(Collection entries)

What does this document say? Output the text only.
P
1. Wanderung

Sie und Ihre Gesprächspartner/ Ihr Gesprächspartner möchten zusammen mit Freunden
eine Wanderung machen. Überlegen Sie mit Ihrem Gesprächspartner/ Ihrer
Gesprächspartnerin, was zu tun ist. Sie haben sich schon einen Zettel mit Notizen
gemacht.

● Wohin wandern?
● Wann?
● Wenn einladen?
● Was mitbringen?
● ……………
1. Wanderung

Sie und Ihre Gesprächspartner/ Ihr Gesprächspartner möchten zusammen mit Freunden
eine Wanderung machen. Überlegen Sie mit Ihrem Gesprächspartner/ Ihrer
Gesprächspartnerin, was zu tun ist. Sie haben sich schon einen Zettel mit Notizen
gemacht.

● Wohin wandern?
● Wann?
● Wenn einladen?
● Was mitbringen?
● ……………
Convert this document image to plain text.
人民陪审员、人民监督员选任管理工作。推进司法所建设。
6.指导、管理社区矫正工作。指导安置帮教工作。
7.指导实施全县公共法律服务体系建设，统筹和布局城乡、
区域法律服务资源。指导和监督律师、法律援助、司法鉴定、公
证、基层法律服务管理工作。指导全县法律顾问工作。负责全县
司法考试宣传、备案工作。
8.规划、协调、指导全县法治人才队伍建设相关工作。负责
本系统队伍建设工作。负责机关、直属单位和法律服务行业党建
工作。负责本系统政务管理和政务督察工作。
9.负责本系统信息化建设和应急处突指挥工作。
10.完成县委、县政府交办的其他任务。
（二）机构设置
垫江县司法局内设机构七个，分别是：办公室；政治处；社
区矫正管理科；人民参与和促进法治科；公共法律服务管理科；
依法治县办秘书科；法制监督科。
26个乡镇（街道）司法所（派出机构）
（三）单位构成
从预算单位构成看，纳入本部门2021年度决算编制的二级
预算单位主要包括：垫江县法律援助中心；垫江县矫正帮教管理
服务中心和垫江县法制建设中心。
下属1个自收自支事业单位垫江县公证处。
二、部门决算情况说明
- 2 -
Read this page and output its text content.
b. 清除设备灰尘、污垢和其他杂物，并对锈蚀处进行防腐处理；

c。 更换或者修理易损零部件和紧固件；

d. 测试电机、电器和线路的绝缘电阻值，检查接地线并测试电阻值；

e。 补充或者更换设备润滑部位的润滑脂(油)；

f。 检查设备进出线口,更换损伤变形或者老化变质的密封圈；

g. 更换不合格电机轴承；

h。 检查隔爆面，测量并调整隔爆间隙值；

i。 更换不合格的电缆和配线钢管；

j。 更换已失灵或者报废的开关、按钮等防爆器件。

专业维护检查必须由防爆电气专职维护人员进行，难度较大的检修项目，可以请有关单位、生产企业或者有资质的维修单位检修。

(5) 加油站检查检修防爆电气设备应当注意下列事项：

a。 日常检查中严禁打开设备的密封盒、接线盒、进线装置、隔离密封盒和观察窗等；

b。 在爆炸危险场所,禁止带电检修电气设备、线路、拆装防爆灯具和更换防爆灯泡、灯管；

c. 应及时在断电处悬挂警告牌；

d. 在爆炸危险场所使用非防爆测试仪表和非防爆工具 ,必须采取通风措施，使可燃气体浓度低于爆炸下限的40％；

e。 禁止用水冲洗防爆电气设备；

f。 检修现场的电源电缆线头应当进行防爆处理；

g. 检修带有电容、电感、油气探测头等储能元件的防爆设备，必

### Goal:
Reproduce all the data word for word.

### Finished task:
What does this document say? Output the text only.
P
1. Wanderung

Sie und Ihre Gesprächspartner/ Ihr Gesprächspartner möchten zusammen mit Freunden
eine Wanderung machen. Überlegen Sie mit Ihrem Gesprächspartner/ Ihrer
Gesprächspartnerin, was zu tun ist. Sie haben sich schon einen Zettel mit Notizen
gemacht.

● Wohin wandern?
● Wann?
● Wenn einladen?
● Was mitbringen?
● ……………
1. Wanderung

Sie und Ihre Gesprächspartner/ Ihr Gesprächspartner möchten zusammen mit Freunden
eine Wanderung machen. Überlegen Sie mit Ihrem Gesprächspartner/ Ihrer
Gesprächspartnerin, was zu tun ist. Sie haben sich schon einen Zettel mit Notizen
gemacht.

● Wohin wandern?
● Wann?
● Wenn einladen?
● Was mitbringen?
● ……………
Convert this document image to plain text.
人民陪审员、人民监督员选任管理工作。推进司法所建设。
6.指导、管理社区矫正工作。指导安置帮教工作。
7.指导实施全县公共法律服务体系建设，统筹和布局城乡、
区域法律服务资源。指导和监督律师、法律援助、司法鉴定、公
证、基层法律服务管理工作。指导全县法律顾问工作。负责全县
司法考试宣传、备案工作。
8.规划、协调、指导全县法治人才队伍建设相关工作。负责
本系统队伍建设工作。负责机关、直属单位和法律服务行业党建
工作。负责本系统政务管理和政务督察工作。
9.负责本系统信息化建设和应急处突指挥工作。
10.完成县委、县政府交办的其他任务。
（二）机构设置
垫江县司法局内设机构七个，分别是：办公室；政治处；社
区矫正管理科；人民参与和促进法治科；公共法律服务管理科；
依法治县办秘书科；法制监督科。
26个乡镇（街道）司法所（派出机构）
（三）单位构成
从预算单位构成看，纳入本部门2021年度决算编制的二级
预算单位主要包括：垫江县法律援助中心；垫江县矫正帮教管理
服务中心和垫江县法制建设中心。
下属1个自收自支事业单位垫江县公证处。
二、部门决算情况说明
- 2 -
Read this page and output its text content.
b. 清除设备灰尘、污垢和其他杂物，并对锈蚀处进行防腐处理；

c。 更换或者修理易损零部件和紧固件；

d. 测试电机、电器和线路的绝缘电阻值，检查接地线并测试电阻值；

e。 补充或者更换设备润滑部位的润滑脂(油)；

f。 检查设备进出线口,更换损伤变形或者老化变质的密封圈；

g. 更换不合格电机轴承；

h。 检查隔爆面，测量并调整隔爆间隙值；

i。 更换不合格的电缆和配线钢管；

j。 更换已失灵或者报废的开关、按钮等防爆器件。

专业维护检查必须由防爆电气专职维护人员进行，难度较大的检修项目，可以请有关单位、生产企业或者有资质的维修单位检修。

(5) 加油站检查检修防爆电气设备应当注意下列事项：

a。 日常检查中严禁打开设备的密封盒、接线盒、进线装置、隔离密封盒和观察窗等；

b。 在爆炸危险场所,禁止带电检修电气设备、线路、拆装防爆灯具和更换防爆灯泡、灯管；

c. 应及时在断电处悬挂警告牌；

d. 在爆炸危险场所使用非防爆测试仪表和非防爆工具 ,必须采取通风措施，使可燃气体浓度低于爆炸下限的40％；

e。 禁止用水冲洗防爆电气设备；

f。 检修现场的电源电缆线头应当进行防爆处理；

g. 检修带有电容、电感、油气探测头等储能元件的防爆设备，必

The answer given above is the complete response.